- Given exercise
Copy the records from their first line down to and including the line that contains "x-tick-label: 80 bbox=[655, 1043, 678, 1059]". Reproduce every line without any change.

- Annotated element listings
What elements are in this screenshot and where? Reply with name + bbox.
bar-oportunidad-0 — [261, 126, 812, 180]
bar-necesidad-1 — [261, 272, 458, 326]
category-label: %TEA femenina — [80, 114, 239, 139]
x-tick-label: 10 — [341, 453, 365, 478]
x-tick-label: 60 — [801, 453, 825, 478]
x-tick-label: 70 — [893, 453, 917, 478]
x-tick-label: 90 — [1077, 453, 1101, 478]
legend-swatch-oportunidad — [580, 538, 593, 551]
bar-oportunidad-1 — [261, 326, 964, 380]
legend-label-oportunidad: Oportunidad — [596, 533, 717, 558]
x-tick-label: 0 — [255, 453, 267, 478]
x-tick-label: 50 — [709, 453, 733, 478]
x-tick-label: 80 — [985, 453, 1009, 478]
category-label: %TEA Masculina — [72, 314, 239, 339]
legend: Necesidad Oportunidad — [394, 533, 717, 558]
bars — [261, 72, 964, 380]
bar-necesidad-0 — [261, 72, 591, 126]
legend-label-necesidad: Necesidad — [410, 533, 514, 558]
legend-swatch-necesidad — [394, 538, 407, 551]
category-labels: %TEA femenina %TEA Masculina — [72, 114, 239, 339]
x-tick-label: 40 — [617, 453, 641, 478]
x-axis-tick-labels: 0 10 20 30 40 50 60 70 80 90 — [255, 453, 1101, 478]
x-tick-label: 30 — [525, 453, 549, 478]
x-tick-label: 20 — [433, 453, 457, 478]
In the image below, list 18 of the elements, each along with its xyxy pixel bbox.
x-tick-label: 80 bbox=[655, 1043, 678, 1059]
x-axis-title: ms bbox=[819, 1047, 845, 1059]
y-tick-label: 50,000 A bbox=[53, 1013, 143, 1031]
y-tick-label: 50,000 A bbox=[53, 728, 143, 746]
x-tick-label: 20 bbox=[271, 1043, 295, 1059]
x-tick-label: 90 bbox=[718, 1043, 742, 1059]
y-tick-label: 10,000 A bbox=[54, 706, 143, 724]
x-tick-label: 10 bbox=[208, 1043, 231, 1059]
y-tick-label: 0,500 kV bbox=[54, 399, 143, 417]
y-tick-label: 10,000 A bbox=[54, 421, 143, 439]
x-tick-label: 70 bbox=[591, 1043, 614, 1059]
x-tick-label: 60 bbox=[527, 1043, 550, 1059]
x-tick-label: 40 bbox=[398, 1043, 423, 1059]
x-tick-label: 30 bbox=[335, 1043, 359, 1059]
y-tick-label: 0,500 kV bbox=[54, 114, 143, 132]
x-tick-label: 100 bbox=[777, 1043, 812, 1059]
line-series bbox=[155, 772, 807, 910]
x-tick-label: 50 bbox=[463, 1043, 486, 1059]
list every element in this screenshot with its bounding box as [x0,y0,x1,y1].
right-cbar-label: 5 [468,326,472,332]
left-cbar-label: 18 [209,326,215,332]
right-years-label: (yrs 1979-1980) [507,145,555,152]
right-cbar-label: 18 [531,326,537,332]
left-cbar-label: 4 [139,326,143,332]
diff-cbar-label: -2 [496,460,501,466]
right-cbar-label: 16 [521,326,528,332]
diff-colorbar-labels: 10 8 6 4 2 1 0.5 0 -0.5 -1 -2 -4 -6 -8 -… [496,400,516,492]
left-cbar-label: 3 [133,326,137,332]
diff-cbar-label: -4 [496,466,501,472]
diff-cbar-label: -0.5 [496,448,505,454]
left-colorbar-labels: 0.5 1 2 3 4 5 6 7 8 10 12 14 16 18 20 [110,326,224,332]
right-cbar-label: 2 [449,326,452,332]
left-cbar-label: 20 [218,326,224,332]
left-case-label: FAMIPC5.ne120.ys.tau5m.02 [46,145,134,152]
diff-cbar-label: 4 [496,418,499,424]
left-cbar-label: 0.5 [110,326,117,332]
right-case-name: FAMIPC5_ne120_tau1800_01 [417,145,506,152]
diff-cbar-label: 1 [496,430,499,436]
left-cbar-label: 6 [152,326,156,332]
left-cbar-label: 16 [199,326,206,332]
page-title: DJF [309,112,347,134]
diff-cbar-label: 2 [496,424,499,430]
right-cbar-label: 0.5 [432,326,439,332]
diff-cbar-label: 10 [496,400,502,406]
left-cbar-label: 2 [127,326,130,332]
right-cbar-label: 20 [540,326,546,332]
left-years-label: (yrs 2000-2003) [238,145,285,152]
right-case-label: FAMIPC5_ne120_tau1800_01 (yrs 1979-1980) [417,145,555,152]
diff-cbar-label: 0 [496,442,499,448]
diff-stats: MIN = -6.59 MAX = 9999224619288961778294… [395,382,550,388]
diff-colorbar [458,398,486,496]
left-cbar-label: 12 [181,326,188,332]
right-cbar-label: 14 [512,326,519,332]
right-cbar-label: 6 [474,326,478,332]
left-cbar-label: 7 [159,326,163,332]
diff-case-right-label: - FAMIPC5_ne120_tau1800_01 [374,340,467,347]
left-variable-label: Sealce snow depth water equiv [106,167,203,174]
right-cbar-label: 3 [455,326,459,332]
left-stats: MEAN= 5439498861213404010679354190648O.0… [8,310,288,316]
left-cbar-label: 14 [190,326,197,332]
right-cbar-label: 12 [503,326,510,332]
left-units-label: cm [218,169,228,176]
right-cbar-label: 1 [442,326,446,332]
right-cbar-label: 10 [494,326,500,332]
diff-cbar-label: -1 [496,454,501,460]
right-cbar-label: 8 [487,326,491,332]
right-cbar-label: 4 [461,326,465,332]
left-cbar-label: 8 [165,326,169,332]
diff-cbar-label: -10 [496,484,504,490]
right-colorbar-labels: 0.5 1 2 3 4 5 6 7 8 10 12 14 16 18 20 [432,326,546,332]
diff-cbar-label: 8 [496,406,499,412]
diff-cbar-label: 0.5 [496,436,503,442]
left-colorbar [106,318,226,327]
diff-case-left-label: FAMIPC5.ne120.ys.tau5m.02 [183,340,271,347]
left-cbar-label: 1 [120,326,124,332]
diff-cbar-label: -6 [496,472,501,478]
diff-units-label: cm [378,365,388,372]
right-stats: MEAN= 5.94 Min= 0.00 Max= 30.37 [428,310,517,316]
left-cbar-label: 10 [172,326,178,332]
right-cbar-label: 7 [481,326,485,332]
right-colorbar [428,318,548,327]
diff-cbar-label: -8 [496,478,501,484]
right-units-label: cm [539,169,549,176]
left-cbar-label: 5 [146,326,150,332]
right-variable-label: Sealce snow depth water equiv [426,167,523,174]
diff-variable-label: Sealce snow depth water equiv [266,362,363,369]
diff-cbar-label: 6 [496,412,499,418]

- Written response
What elements are in this screenshot and where? Reply with name + bbox.
bar-oportunidad-0 — [261, 126, 812, 180]
bar-necesidad-1 — [261, 272, 458, 326]
category-label: %TEA femenina — [80, 114, 239, 139]
x-tick-label: 10 — [341, 453, 365, 478]
x-tick-label: 60 — [801, 453, 825, 478]
x-tick-label: 70 — [893, 453, 917, 478]
x-tick-label: 90 — [1077, 453, 1101, 478]
legend-swatch-oportunidad — [580, 538, 593, 551]
bar-oportunidad-1 — [261, 326, 964, 380]
legend-label-oportunidad: Oportunidad — [596, 533, 717, 558]
x-tick-label: 0 — [255, 453, 267, 478]
x-tick-label: 50 — [709, 453, 733, 478]
x-tick-label: 80 — [985, 453, 1009, 478]
category-label: %TEA Masculina — [72, 314, 239, 339]
legend: Necesidad Oportunidad — [394, 533, 717, 558]
bars — [261, 72, 964, 380]
bar-necesidad-0 — [261, 72, 591, 126]
legend-label-necesidad: Necesidad — [410, 533, 514, 558]
legend-swatch-necesidad — [394, 538, 407, 551]
category-labels: %TEA femenina %TEA Masculina — [72, 114, 239, 339]
x-tick-label: 40 — [617, 453, 641, 478]
x-axis-tick-labels: 0 10 20 30 40 50 60 70 80 90 — [255, 453, 1101, 478]
x-tick-label: 30 — [525, 453, 549, 478]
x-tick-label: 20 — [433, 453, 457, 478]
In the image below, list 18 of the elements, each along with its xyxy pixel bbox.
x-tick-label: 80 bbox=[655, 1043, 678, 1059]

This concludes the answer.